Dataset records
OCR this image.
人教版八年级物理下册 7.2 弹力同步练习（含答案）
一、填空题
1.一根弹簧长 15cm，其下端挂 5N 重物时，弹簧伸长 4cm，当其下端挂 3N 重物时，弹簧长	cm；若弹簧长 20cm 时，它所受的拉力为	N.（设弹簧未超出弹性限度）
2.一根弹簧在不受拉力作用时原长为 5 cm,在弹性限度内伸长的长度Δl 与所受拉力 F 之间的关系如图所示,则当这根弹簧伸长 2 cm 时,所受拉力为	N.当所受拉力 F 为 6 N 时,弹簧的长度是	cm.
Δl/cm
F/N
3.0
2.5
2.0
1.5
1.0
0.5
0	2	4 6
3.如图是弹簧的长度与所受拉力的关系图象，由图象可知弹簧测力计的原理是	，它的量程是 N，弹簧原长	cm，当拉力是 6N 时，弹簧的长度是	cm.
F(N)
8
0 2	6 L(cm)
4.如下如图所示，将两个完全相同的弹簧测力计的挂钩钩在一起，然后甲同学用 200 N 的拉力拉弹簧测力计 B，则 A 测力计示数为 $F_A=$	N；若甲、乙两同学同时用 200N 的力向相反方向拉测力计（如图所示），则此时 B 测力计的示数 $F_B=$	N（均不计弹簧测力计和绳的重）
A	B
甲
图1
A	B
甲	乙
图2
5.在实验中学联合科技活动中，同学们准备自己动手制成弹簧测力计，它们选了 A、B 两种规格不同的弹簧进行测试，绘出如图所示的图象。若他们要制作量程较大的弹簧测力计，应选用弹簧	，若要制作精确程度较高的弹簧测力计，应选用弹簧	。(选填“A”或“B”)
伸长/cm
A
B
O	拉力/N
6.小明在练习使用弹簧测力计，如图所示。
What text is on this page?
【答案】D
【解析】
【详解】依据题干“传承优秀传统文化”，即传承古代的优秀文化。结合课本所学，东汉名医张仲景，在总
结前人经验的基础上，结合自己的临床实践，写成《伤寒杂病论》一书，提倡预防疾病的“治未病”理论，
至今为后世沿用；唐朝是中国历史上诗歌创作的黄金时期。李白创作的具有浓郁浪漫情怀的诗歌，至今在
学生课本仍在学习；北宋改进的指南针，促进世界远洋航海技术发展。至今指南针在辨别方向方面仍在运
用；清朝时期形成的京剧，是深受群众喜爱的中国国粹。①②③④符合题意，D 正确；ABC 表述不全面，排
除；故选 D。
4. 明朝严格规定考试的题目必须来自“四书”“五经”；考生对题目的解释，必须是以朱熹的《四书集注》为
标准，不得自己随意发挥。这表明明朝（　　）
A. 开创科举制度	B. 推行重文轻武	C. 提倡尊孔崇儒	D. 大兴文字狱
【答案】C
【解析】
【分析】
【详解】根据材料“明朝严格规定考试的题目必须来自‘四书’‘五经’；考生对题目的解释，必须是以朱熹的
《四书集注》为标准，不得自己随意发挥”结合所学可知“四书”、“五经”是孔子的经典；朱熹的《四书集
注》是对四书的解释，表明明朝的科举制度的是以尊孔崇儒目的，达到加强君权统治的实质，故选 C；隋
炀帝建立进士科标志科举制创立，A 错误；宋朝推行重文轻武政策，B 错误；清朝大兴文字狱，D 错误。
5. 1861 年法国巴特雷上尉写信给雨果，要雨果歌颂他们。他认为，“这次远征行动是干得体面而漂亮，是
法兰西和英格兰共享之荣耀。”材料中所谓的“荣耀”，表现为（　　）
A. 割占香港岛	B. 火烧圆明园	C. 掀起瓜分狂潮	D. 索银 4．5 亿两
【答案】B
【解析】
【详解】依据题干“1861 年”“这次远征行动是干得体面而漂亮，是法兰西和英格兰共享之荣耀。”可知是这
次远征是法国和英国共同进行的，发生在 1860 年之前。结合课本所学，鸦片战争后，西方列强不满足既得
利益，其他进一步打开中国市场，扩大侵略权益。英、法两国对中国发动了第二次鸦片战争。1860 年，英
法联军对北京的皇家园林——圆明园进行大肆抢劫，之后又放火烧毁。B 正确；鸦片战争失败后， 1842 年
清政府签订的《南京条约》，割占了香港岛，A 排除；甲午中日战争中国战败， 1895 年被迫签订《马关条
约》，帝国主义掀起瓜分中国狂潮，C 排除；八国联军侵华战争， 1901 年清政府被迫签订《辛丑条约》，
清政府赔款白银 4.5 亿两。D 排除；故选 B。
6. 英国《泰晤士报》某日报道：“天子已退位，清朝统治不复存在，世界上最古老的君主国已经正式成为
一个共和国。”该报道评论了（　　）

• [What to do]
Report the count of lines in the entries that contain the string "不得自己随意发挥", and nothing besides it.

• [Reply to the exercise]
2